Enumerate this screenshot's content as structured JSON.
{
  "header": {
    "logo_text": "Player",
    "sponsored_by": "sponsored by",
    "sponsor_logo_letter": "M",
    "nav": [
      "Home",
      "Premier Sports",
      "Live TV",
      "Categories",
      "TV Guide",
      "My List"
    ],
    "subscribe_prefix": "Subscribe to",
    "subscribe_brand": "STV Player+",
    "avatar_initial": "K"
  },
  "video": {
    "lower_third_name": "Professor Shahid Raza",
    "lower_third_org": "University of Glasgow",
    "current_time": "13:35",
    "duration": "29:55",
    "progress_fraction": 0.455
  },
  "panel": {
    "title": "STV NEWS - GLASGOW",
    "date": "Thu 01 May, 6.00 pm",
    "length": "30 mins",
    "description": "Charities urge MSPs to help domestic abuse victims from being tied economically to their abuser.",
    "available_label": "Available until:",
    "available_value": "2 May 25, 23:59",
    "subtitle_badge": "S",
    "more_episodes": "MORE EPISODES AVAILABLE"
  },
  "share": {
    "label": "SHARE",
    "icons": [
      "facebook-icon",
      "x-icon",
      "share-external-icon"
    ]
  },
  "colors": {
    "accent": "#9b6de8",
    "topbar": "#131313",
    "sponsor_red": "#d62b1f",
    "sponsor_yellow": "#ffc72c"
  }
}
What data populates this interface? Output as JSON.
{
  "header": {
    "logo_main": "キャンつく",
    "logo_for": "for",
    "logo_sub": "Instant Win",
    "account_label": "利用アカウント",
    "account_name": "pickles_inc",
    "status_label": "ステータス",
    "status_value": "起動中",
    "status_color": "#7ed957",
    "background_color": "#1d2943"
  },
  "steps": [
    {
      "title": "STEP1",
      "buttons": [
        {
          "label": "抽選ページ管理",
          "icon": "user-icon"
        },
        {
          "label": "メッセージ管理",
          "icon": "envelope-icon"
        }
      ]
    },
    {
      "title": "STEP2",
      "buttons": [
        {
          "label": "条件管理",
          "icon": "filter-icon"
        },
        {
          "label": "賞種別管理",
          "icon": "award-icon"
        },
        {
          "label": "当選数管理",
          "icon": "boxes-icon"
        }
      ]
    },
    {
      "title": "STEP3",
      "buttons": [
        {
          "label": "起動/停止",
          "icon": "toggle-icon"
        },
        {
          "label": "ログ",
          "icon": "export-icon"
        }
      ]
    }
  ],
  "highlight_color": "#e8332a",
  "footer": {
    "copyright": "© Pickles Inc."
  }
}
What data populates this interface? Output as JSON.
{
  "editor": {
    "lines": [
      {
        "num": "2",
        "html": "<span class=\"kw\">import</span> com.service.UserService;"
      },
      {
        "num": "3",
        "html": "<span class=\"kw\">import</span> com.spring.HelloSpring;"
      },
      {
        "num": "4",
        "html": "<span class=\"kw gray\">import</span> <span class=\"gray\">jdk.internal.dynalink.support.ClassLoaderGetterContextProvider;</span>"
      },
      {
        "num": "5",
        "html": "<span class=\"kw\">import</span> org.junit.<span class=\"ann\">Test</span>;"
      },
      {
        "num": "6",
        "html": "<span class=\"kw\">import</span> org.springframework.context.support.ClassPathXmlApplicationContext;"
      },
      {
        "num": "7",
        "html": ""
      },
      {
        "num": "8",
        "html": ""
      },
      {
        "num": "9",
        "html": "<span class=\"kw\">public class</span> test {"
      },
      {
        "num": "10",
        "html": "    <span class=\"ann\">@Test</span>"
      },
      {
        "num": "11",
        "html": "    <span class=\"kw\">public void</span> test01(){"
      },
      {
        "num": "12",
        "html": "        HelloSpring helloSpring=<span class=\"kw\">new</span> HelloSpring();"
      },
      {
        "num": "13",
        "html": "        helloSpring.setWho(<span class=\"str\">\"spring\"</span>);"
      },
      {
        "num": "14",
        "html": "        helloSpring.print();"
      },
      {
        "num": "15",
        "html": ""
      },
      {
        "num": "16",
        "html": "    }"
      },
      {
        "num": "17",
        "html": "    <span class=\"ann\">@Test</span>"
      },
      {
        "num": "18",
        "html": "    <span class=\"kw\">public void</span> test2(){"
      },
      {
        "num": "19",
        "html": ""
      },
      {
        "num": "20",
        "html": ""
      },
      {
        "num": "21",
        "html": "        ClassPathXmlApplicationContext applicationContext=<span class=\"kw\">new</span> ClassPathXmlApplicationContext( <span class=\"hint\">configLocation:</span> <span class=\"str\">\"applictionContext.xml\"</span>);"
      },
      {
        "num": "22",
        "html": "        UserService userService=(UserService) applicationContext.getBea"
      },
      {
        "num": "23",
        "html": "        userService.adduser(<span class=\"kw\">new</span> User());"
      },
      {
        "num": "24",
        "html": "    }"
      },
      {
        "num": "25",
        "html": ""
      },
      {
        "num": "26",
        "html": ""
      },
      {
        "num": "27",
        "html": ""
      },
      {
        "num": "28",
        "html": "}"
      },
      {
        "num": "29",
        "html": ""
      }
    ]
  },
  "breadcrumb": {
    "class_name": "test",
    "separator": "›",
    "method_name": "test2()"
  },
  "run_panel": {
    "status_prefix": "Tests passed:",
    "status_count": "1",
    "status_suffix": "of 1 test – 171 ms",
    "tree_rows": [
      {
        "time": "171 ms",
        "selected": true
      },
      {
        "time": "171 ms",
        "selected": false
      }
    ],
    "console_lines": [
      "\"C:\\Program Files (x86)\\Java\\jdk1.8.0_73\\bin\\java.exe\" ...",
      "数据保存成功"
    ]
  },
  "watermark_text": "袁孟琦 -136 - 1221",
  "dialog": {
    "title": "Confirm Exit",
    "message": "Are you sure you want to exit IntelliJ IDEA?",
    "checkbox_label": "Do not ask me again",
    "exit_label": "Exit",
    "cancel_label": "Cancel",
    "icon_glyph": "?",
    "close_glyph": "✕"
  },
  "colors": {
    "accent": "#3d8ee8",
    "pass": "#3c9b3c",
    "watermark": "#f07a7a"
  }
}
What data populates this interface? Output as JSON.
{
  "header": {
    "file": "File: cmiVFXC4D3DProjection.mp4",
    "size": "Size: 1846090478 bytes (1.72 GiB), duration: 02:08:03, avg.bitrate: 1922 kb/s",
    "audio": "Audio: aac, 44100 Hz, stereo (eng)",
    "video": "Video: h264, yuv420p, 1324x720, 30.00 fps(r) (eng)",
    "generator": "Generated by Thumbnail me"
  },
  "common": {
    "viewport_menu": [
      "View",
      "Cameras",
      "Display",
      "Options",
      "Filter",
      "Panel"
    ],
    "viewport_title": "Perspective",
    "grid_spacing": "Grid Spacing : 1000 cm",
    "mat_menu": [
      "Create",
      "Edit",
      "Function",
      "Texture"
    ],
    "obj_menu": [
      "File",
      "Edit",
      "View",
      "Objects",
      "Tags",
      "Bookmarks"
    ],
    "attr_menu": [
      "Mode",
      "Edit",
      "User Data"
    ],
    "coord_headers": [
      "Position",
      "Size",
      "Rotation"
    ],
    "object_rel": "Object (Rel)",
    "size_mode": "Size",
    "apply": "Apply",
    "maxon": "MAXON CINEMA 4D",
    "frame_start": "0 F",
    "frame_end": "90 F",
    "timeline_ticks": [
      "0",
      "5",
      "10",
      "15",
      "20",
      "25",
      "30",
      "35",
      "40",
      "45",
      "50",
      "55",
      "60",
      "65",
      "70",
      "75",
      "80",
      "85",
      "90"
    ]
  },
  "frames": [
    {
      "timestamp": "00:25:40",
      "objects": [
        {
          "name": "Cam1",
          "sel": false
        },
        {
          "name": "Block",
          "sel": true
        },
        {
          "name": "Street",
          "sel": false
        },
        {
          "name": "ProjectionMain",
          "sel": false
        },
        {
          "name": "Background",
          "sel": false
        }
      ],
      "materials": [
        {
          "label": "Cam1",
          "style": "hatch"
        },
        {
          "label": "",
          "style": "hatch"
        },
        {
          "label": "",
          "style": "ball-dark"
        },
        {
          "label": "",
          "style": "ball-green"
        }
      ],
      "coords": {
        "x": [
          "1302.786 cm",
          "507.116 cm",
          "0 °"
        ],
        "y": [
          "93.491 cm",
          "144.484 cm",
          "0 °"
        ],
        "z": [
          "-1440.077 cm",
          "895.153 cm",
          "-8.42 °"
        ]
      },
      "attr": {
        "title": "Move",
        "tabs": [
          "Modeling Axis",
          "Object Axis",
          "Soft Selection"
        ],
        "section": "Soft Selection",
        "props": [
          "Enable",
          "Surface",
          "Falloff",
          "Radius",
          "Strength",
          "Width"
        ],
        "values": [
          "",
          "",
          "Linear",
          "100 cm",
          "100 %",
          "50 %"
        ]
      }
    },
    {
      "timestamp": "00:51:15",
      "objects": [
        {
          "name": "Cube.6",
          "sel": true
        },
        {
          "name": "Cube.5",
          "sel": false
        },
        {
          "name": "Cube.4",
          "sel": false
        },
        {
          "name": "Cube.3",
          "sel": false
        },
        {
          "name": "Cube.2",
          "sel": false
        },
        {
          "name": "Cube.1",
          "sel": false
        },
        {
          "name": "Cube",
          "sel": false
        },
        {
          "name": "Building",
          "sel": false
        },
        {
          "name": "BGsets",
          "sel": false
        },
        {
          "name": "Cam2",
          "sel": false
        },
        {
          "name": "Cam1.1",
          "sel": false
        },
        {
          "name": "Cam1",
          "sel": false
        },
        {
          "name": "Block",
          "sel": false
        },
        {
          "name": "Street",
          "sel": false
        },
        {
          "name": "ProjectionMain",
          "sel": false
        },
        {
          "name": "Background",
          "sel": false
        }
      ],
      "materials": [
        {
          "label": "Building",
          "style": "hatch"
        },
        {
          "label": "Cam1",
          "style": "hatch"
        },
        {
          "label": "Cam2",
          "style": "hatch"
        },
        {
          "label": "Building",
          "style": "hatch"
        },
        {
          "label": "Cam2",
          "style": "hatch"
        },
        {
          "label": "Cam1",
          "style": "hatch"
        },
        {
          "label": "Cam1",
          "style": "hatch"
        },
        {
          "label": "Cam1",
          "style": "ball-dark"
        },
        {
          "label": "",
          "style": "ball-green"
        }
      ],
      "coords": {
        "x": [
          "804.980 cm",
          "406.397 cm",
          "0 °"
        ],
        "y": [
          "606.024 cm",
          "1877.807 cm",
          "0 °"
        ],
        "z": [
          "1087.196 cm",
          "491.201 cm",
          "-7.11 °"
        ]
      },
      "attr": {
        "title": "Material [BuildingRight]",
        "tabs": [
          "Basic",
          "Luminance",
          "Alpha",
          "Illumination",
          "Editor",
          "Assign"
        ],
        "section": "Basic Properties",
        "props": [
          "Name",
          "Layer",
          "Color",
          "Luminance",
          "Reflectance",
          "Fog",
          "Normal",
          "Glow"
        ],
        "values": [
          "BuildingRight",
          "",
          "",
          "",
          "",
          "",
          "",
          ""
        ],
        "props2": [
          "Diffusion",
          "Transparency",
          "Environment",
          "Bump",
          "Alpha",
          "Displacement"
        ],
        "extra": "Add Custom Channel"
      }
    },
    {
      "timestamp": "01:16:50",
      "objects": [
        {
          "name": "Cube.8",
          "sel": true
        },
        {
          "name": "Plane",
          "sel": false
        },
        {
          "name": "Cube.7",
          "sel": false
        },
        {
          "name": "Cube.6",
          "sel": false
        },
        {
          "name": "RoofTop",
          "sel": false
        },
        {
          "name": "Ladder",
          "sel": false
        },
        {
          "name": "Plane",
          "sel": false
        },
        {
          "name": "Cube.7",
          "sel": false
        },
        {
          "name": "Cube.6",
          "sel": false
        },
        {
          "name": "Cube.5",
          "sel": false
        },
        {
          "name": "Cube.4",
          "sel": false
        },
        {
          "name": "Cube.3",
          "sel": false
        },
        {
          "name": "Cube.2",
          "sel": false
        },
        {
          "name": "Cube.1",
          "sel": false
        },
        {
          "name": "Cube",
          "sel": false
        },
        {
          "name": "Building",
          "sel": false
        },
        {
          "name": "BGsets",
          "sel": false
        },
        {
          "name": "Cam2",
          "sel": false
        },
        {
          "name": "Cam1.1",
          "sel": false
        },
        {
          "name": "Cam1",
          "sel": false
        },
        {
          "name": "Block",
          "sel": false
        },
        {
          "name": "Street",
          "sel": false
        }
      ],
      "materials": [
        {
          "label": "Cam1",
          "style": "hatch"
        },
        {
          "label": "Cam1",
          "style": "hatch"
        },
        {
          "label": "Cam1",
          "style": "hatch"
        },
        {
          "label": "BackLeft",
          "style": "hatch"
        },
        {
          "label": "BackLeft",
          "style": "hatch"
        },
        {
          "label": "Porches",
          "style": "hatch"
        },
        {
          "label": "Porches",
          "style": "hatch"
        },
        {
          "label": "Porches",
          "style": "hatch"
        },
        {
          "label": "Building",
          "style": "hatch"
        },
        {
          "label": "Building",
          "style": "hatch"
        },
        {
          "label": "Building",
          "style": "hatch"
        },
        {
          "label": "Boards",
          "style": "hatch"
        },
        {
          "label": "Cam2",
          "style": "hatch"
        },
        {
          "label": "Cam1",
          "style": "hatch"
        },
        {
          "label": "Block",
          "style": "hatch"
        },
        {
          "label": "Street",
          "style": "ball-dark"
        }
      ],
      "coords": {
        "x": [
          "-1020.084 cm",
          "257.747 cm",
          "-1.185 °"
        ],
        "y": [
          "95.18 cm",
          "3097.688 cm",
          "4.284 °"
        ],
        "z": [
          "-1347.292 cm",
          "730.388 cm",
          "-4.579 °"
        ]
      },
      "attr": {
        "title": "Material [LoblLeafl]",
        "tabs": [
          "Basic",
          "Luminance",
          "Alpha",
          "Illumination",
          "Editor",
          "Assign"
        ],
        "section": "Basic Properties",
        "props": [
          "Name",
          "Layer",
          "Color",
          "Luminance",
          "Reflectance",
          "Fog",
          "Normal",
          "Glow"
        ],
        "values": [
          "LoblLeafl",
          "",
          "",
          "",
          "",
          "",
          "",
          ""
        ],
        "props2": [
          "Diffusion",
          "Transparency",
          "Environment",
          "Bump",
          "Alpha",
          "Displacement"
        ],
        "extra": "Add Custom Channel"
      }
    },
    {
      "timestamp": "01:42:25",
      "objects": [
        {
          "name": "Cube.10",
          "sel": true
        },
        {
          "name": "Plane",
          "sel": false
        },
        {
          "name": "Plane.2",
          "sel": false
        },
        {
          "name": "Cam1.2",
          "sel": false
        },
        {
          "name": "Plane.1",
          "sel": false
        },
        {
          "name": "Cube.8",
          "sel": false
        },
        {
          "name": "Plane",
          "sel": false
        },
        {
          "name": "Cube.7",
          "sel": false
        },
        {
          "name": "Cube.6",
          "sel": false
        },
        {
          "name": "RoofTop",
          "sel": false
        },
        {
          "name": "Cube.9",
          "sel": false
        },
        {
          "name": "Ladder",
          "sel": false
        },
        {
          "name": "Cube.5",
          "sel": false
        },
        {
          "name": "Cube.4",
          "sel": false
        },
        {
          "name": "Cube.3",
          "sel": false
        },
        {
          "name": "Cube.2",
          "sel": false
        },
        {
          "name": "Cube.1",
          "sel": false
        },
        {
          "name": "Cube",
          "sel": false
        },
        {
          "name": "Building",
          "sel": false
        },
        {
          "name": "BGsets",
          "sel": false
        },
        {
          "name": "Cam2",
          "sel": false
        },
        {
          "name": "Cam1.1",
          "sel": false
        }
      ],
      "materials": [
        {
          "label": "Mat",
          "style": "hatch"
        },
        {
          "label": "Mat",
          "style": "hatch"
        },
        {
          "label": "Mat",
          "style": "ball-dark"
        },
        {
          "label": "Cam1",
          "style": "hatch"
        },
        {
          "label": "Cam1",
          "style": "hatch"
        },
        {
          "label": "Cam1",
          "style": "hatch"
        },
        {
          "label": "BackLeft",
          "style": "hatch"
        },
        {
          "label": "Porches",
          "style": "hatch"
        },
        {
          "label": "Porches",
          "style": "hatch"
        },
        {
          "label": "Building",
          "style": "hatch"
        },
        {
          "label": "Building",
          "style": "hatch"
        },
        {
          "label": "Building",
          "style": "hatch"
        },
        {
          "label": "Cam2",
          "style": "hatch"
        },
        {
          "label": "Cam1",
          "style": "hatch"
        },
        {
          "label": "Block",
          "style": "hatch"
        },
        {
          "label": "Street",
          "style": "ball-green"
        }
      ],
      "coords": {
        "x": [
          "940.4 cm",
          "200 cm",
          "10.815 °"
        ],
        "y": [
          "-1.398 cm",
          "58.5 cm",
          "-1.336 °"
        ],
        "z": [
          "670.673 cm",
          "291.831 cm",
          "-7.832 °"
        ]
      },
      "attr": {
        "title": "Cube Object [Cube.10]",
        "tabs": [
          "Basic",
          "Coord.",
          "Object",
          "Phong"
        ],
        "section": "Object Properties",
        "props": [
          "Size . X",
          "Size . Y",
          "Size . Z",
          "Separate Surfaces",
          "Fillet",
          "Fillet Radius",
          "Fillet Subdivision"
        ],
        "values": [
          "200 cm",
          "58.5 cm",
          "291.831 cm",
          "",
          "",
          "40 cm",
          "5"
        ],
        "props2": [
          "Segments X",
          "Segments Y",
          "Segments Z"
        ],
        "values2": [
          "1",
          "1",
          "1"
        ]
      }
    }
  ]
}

* **EXERCISE REQUIREMENTS**
Select and copy every line of the material that holds the string "Soft".

* **FINISHED TASK**
          "Soft Selection"
        "section": "Soft Selection",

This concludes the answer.